Exercise requirements:
From the entries below, please gather each line containing the string "questionnaire".

Given records:
===

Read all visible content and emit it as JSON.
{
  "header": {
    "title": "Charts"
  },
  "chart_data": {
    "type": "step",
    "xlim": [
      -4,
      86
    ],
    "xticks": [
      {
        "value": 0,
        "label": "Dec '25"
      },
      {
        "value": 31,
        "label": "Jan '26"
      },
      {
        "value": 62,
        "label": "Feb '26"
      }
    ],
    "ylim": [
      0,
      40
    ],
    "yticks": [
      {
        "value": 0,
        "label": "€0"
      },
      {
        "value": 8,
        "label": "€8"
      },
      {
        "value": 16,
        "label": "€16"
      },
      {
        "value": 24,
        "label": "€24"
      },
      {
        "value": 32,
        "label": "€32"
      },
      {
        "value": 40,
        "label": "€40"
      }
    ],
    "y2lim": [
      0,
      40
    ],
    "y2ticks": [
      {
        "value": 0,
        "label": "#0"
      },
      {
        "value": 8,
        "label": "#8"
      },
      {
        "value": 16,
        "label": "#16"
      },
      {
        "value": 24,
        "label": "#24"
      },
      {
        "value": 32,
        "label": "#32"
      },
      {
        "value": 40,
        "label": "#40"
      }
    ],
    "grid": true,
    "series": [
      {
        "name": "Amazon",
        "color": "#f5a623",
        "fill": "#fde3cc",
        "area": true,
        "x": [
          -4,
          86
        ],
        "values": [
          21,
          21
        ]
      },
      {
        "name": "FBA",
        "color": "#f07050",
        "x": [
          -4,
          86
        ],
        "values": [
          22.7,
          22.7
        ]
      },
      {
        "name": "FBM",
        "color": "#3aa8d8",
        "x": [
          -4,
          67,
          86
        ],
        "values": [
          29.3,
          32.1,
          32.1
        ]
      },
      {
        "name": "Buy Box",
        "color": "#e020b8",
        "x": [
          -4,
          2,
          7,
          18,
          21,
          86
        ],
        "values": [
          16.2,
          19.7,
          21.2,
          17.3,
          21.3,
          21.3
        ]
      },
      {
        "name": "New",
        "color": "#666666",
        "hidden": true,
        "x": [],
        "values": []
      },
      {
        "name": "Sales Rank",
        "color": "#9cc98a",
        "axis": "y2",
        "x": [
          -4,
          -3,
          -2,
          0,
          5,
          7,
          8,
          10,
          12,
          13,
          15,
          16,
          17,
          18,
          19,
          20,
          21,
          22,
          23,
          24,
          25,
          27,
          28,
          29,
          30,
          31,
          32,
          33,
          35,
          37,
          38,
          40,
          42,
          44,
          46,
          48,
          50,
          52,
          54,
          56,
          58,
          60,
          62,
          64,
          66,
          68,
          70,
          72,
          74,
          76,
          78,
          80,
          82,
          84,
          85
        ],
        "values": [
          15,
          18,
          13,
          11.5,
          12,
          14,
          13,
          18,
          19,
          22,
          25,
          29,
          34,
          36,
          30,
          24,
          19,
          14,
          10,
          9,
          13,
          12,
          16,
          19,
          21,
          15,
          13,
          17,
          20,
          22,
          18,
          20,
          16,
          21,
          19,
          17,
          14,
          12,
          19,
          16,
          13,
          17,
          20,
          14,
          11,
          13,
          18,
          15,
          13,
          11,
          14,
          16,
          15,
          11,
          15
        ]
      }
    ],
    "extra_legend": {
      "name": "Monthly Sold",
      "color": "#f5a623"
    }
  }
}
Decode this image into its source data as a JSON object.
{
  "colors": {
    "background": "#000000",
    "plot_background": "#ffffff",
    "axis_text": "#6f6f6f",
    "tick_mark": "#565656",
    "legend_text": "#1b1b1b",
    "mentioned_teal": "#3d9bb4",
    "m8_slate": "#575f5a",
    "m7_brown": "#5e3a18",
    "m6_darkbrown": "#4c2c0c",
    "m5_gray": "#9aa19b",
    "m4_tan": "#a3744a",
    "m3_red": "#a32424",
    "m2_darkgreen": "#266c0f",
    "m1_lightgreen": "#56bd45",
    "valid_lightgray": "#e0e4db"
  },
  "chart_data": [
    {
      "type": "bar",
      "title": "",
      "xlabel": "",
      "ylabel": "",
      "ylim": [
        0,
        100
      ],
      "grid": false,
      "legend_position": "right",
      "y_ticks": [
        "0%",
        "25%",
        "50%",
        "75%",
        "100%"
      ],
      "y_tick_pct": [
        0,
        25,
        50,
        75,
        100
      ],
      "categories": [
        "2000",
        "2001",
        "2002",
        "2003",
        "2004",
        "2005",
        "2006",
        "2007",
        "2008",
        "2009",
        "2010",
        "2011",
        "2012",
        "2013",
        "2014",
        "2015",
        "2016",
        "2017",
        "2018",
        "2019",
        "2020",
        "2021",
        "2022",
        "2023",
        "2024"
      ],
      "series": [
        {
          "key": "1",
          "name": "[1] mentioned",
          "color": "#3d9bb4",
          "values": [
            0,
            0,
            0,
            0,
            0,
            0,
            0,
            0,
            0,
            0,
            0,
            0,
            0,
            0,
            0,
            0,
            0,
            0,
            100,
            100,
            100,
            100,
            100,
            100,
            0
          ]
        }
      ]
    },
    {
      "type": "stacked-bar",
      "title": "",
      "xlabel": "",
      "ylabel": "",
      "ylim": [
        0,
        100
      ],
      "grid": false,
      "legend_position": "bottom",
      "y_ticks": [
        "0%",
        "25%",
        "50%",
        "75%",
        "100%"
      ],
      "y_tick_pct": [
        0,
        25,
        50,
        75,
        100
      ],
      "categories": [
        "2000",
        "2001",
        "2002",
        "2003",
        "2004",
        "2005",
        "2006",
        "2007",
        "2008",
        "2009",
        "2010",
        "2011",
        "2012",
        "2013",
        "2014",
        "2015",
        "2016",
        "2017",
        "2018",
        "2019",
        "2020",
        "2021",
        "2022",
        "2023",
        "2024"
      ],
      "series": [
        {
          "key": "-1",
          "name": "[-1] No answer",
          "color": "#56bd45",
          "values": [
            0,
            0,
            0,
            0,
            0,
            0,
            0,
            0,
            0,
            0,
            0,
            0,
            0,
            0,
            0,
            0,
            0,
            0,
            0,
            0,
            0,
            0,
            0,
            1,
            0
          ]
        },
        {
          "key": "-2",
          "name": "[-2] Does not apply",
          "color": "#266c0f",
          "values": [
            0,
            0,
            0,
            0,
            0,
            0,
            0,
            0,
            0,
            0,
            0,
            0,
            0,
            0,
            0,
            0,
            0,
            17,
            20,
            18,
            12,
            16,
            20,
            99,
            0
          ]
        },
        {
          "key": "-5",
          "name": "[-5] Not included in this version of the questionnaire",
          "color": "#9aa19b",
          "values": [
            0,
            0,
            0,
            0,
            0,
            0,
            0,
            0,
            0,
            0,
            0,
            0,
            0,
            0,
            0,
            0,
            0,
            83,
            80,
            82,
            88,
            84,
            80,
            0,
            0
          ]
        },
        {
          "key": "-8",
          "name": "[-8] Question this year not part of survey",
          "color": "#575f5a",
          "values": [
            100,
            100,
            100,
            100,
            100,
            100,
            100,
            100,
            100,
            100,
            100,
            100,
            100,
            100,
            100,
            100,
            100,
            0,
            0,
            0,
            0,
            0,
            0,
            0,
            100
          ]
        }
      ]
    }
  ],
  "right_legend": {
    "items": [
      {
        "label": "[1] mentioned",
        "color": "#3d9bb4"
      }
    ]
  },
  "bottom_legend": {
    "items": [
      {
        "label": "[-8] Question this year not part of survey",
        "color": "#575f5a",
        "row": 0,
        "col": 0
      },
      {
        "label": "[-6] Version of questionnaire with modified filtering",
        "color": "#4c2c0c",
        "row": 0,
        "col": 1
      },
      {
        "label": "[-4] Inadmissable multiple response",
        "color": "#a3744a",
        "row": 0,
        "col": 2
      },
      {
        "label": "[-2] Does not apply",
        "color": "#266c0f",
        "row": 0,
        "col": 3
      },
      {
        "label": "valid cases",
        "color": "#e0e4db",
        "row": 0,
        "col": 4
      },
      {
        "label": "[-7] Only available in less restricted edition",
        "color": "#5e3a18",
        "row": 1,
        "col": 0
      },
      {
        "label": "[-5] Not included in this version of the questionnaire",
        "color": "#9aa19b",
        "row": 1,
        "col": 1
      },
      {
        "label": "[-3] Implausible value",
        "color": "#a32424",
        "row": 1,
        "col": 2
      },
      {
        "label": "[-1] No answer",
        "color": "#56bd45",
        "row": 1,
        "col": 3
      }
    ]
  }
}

===

Finished exercise:
          "name": "[-5] Not included in this version of the questionnaire",
        "label": "[-6] Version of questionnaire with modified filtering",
        "label": "[-5] Not included in this version of the questionnaire",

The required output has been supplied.